## Instructions to follow
Copy out the lines that have "before" in them.

## Collected data entries
________________________
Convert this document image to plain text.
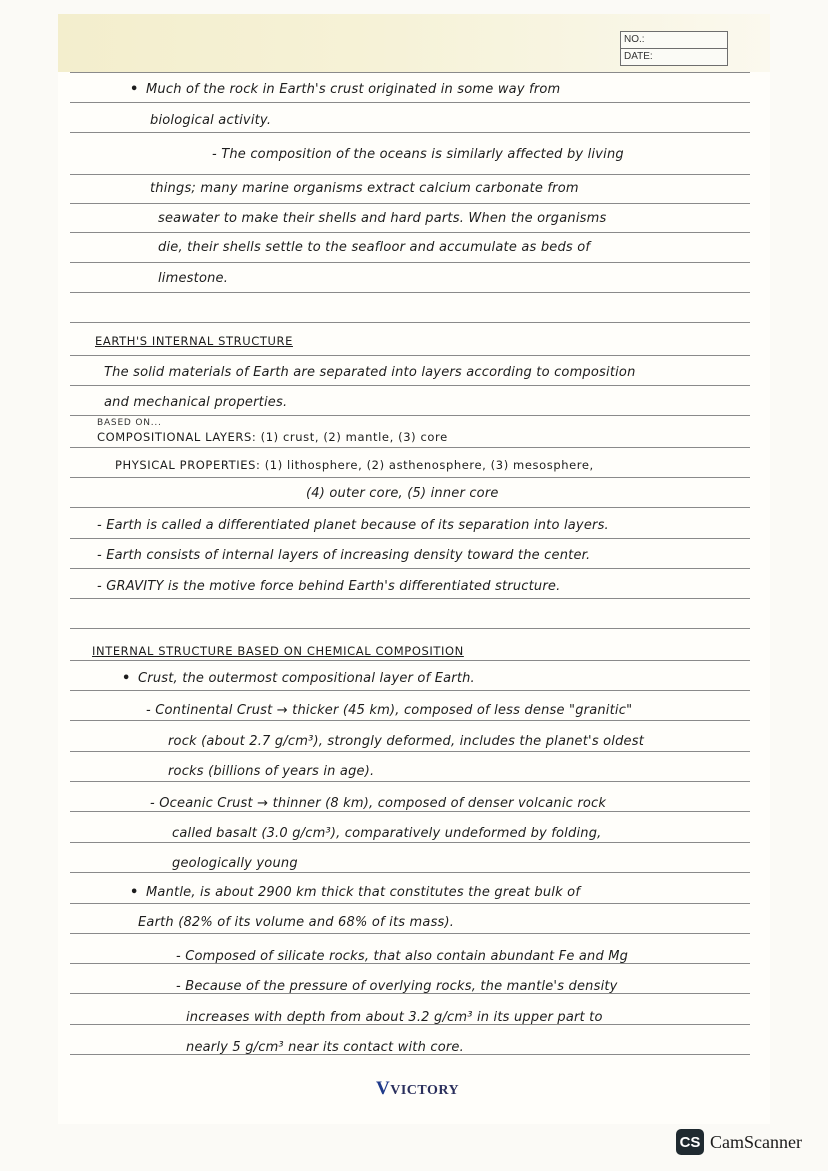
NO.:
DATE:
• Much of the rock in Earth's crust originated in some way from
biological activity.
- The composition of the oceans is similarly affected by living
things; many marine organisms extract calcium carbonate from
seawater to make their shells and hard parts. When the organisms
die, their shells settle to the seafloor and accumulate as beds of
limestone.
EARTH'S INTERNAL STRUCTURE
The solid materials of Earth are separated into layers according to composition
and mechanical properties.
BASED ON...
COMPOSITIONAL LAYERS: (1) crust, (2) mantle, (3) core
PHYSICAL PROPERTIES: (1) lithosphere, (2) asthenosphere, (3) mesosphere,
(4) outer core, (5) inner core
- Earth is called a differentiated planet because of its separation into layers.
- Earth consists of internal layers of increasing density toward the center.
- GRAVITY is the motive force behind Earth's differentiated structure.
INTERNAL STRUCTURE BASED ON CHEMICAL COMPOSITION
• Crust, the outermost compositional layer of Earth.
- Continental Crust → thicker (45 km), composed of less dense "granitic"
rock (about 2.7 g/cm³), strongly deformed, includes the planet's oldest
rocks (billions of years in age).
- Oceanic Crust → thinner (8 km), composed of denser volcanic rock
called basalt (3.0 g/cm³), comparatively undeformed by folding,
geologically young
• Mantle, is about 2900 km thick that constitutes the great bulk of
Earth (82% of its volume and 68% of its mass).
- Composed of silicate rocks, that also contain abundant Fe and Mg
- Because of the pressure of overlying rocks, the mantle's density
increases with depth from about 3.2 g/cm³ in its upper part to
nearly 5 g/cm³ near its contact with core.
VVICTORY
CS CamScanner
________________________
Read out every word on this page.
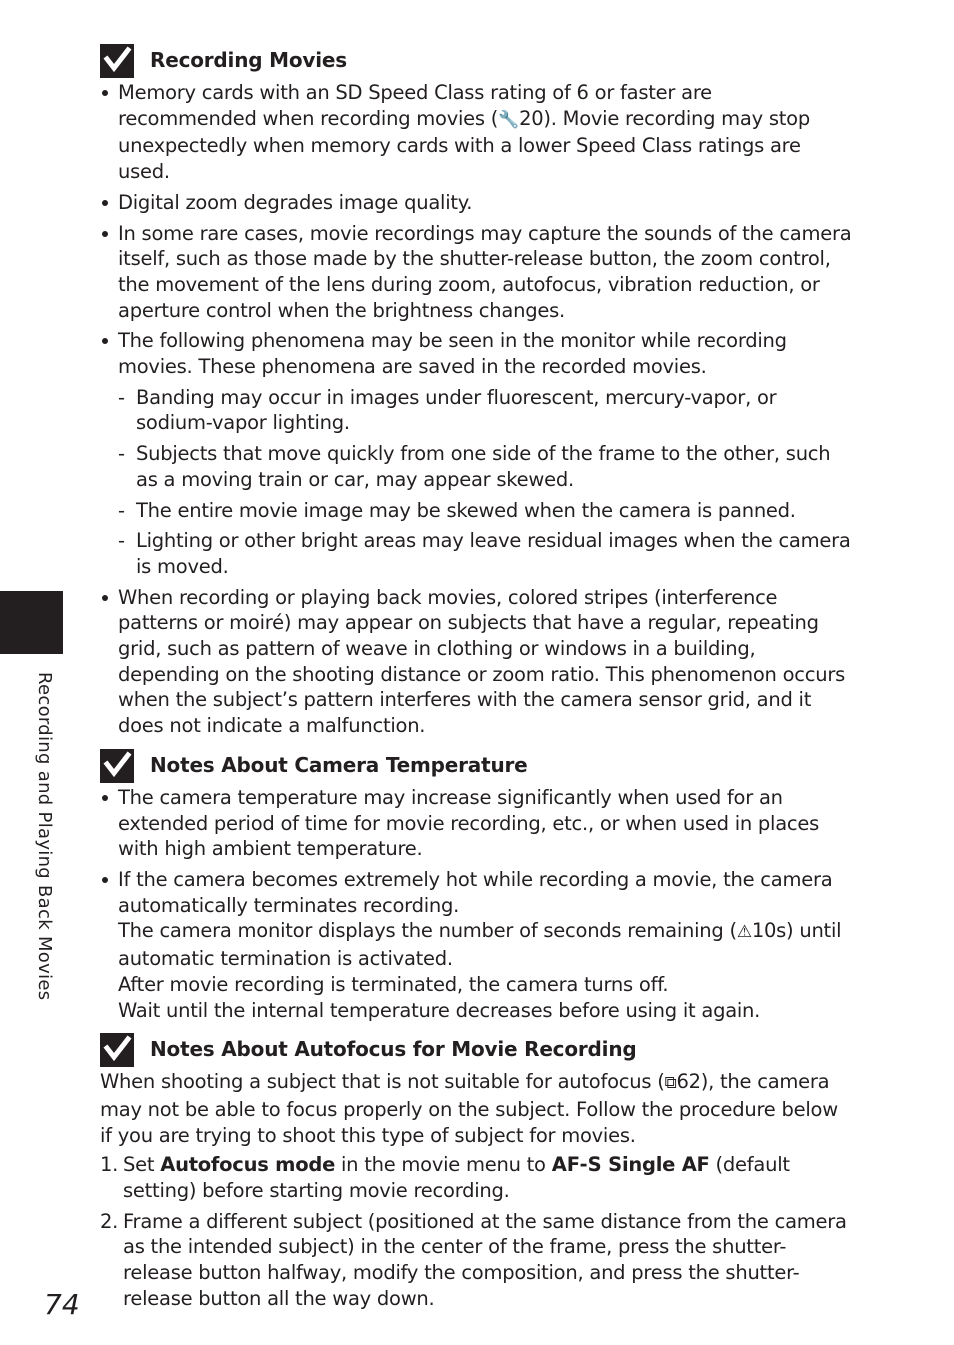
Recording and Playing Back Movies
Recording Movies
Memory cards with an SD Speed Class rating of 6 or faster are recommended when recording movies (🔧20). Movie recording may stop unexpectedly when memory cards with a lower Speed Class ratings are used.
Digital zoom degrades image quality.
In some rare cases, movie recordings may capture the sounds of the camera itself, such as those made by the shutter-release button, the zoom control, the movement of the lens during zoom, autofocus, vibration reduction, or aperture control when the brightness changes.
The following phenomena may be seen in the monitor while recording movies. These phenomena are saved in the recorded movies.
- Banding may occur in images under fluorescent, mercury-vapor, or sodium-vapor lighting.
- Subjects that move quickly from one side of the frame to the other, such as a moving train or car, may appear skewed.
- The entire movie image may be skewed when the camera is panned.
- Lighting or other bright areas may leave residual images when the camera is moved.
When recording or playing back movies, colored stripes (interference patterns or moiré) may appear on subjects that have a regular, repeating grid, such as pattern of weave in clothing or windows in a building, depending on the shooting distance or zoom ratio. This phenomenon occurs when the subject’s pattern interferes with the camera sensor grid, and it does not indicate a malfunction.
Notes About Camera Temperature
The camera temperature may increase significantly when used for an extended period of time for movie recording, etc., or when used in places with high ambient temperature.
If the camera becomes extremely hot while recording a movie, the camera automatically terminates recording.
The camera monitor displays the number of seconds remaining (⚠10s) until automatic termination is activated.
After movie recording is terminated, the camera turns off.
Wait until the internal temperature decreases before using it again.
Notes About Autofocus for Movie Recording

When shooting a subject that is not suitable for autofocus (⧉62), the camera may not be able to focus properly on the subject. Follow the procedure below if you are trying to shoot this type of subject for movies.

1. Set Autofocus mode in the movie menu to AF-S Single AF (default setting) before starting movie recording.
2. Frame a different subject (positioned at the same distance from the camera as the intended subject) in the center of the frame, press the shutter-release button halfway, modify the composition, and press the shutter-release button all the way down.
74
________________________
## Written response
Wait until the internal temperature decreases before using it again.
1. Set Autofocus mode in the movie menu to AF-S Single AF (default setting) before starting movie recording.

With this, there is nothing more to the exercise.